• [Exercise]:
Please transcribe the data below exactly. Leave the pictures out.

• [Data excerpts]:
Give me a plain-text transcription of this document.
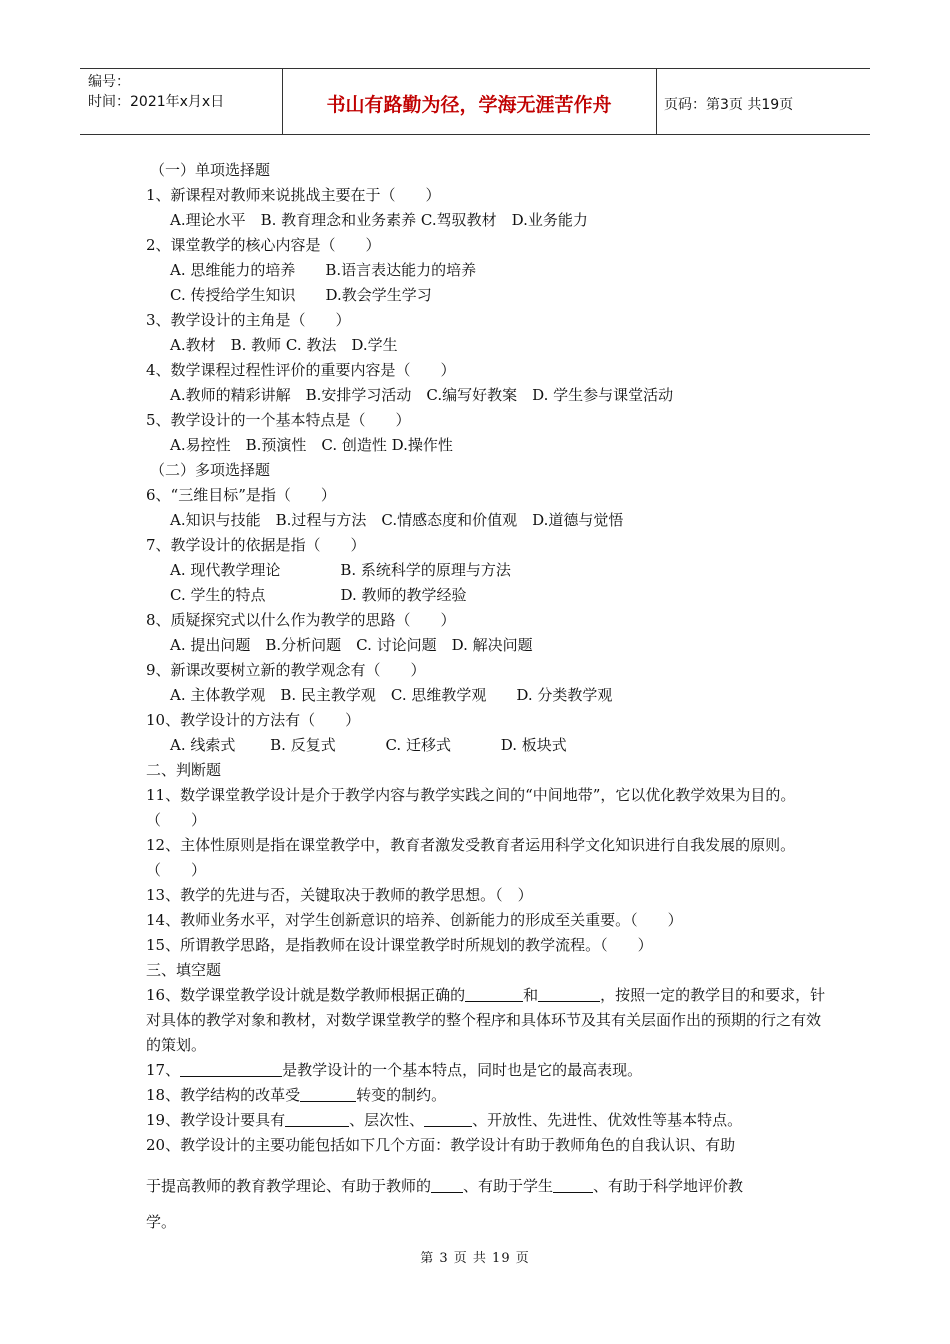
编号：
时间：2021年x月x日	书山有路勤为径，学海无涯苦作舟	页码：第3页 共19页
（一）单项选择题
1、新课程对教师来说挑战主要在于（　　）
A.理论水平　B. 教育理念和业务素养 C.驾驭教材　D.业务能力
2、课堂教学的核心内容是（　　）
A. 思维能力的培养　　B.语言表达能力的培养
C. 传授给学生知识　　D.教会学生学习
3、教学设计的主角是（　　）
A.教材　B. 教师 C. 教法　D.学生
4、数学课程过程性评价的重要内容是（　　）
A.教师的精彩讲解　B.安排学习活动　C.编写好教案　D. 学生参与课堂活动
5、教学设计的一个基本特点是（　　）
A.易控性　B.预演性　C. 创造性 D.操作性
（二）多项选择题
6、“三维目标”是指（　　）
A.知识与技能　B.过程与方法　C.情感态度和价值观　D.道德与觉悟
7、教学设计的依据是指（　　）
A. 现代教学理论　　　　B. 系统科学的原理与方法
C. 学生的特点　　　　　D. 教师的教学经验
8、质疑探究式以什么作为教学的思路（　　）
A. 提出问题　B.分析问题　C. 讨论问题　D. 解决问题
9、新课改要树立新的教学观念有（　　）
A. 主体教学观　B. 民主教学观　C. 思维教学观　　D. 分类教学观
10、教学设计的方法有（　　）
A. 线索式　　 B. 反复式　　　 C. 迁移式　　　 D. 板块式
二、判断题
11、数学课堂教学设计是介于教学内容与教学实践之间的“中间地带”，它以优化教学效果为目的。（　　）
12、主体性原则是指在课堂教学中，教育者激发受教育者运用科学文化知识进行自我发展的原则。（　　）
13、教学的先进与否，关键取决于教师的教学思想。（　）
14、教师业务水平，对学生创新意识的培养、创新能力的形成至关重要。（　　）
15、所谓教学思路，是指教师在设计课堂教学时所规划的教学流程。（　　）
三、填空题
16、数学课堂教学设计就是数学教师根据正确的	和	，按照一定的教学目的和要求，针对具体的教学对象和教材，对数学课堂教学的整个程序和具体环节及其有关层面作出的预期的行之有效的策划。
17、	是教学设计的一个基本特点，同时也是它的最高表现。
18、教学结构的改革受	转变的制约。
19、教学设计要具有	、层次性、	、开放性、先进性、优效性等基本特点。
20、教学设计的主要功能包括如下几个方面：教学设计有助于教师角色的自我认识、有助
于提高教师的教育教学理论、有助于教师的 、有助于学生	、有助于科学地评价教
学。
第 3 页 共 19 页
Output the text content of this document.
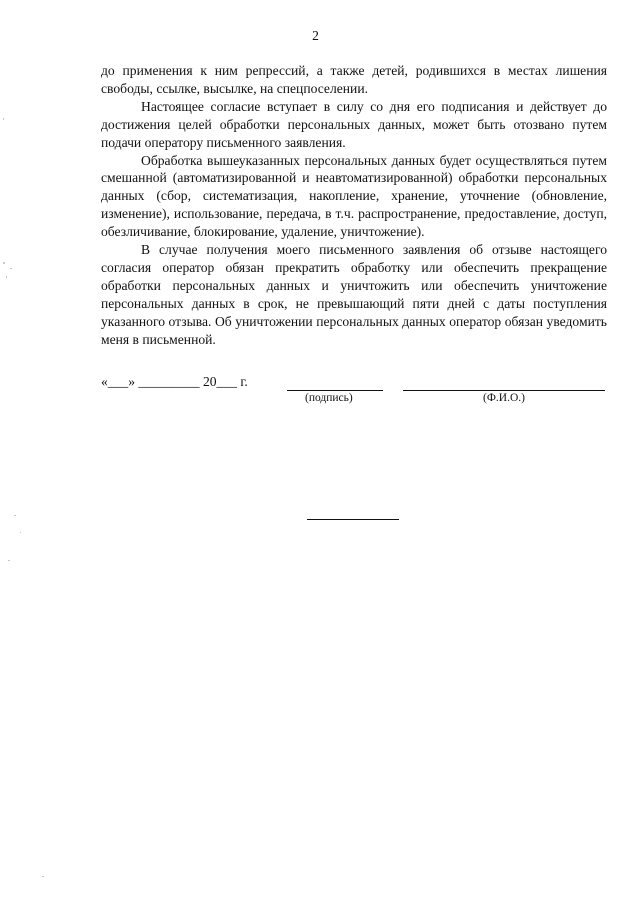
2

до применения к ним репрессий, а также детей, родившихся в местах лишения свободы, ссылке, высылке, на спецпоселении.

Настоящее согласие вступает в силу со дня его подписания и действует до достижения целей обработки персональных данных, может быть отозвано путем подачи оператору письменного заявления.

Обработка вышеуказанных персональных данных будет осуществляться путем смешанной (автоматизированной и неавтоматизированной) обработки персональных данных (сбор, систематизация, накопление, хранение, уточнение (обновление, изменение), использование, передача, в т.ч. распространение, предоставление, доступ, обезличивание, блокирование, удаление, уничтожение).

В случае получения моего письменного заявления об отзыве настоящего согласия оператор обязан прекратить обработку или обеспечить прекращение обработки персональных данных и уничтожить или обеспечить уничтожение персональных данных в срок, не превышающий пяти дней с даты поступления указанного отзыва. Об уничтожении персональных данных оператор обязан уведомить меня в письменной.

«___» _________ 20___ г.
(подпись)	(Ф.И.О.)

• [Correct answer]:
Give me a plain-text transcription of this document.
编号：
时间：2021年x月x日	书山有路勤为径，学海无涯苦作舟	页码：第3页 共19页
（一）单项选择题
1、新课程对教师来说挑战主要在于（　　）
A.理论水平　B. 教育理念和业务素养 C.驾驭教材　D.业务能力
2、课堂教学的核心内容是（　　）
A. 思维能力的培养　　B.语言表达能力的培养
C. 传授给学生知识　　D.教会学生学习
3、教学设计的主角是（　　）
A.教材　B. 教师 C. 教法　D.学生
4、数学课程过程性评价的重要内容是（　　）
A.教师的精彩讲解　B.安排学习活动　C.编写好教案　D. 学生参与课堂活动
5、教学设计的一个基本特点是（　　）
A.易控性　B.预演性　C. 创造性 D.操作性
（二）多项选择题
6、“三维目标”是指（　　）
A.知识与技能　B.过程与方法　C.情感态度和价值观　D.道德与觉悟
7、教学设计的依据是指（　　）
A. 现代教学理论　　　　B. 系统科学的原理与方法
C. 学生的特点　　　　　D. 教师的教学经验
8、质疑探究式以什么作为教学的思路（　　）
A. 提出问题　B.分析问题　C. 讨论问题　D. 解决问题
9、新课改要树立新的教学观念有（　　）
A. 主体教学观　B. 民主教学观　C. 思维教学观　　D. 分类教学观
10、教学设计的方法有（　　）
A. 线索式　　 B. 反复式　　　 C. 迁移式　　　 D. 板块式
二、判断题
11、数学课堂教学设计是介于教学内容与教学实践之间的“中间地带”，它以优化教学效果为目的。（　　）
12、主体性原则是指在课堂教学中，教育者激发受教育者运用科学文化知识进行自我发展的原则。（　　）
13、教学的先进与否，关键取决于教师的教学思想。（　）
14、教师业务水平，对学生创新意识的培养、创新能力的形成至关重要。（　　）
15、所谓教学思路，是指教师在设计课堂教学时所规划的教学流程。（　　）
三、填空题
16、数学课堂教学设计就是数学教师根据正确的	和	，按照一定的教学目的和要求，针对具体的教学对象和教材，对数学课堂教学的整个程序和具体环节及其有关层面作出的预期的行之有效的策划。
17、	是教学设计的一个基本特点，同时也是它的最高表现。
18、教学结构的改革受	转变的制约。
19、教学设计要具有	、层次性、	、开放性、先进性、优效性等基本特点。
20、教学设计的主要功能包括如下几个方面：教学设计有助于教师角色的自我认识、有助
于提高教师的教育教学理论、有助于教师的 、有助于学生	、有助于科学地评价教
学。
第 3 页 共 19 页
Output the text content of this document.
2

до применения к ним репрессий, а также детей, родившихся в местах лишения свободы, ссылке, высылке, на спецпоселении.

Настоящее согласие вступает в силу со дня его подписания и действует до достижения целей обработки персональных данных, может быть отозвано путем подачи оператору письменного заявления.

Обработка вышеуказанных персональных данных будет осуществляться путем смешанной (автоматизированной и неавтоматизированной) обработки персональных данных (сбор, систематизация, накопление, хранение, уточнение (обновление, изменение), использование, передача, в т.ч. распространение, предоставление, доступ, обезличивание, блокирование, удаление, уничтожение).

В случае получения моего письменного заявления об отзыве настоящего согласия оператор обязан прекратить обработку или обеспечить прекращение обработки персональных данных и уничтожить или обеспечить уничтожение персональных данных в срок, не превышающий пяти дней с даты поступления указанного отзыва. Об уничтожении персональных данных оператор обязан уведомить меня в письменной.

«___» _________ 20___ г.
(подпись)	(Ф.И.О.)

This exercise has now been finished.